● Task directions
Count lines, not occurrences: give the number of lines holding the word "pattern", and nothing besides.

Stored entries
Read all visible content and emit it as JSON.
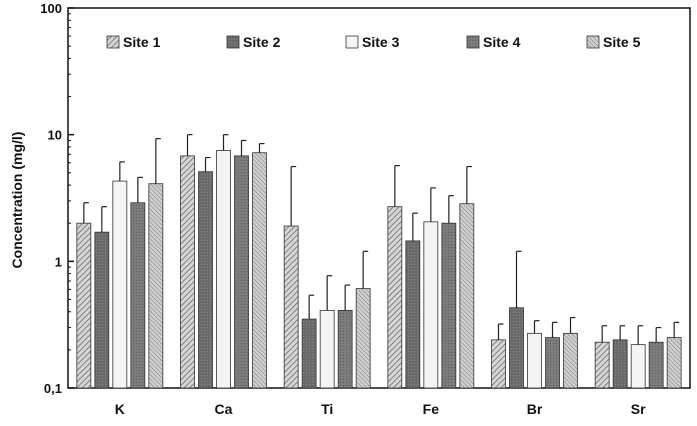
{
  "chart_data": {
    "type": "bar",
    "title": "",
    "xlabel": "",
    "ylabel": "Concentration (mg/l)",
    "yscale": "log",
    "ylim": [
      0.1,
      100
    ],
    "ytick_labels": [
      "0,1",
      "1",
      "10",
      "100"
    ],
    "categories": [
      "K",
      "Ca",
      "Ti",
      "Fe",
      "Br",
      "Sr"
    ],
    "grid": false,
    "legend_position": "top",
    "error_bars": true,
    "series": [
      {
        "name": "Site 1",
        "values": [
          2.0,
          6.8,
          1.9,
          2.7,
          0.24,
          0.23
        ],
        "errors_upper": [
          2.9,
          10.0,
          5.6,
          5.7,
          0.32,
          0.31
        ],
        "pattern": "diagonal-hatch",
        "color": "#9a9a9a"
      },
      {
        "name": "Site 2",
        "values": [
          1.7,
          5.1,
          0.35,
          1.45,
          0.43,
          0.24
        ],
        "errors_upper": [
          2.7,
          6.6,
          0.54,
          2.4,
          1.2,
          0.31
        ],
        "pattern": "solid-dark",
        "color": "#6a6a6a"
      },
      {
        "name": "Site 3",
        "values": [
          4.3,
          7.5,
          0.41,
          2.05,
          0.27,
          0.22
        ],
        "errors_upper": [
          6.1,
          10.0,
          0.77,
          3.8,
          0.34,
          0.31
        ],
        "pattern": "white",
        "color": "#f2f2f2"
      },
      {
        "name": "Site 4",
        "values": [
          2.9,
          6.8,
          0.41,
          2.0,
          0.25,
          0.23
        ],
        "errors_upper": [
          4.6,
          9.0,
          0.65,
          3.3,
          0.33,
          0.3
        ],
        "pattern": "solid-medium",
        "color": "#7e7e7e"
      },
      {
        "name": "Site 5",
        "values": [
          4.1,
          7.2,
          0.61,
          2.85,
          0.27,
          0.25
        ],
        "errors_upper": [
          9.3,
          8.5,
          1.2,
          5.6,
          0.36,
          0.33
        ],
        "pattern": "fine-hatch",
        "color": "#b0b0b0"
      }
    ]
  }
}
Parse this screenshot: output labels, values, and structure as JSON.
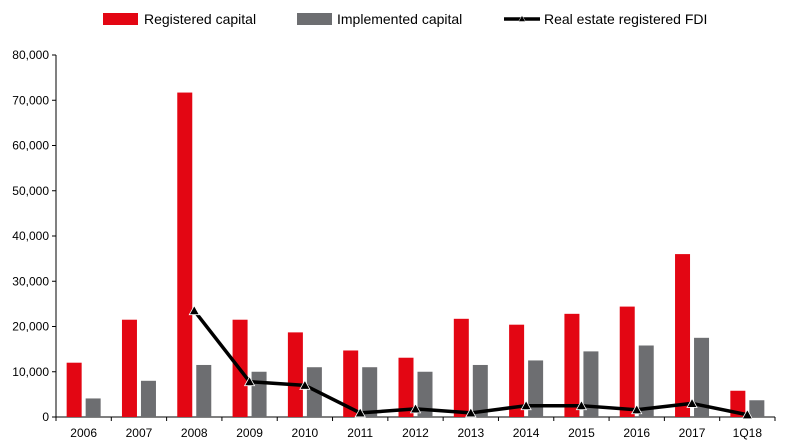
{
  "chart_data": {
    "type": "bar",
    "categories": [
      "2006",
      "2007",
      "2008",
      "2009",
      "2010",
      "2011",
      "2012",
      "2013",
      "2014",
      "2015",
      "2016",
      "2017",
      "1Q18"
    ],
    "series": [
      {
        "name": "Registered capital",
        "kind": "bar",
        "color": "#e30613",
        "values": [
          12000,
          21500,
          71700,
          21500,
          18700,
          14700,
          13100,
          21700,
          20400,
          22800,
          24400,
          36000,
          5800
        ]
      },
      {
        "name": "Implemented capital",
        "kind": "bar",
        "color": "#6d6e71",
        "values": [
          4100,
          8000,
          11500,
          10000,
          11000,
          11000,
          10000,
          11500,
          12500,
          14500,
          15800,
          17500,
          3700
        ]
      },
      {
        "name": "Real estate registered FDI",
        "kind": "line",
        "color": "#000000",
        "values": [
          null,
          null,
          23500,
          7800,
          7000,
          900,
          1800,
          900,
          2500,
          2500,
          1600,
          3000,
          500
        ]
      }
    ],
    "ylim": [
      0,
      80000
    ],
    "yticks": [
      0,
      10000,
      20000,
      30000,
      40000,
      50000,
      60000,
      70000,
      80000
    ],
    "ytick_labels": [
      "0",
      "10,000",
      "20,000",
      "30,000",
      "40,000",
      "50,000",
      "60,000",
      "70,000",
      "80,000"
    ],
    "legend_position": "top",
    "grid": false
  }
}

● Correct answer
5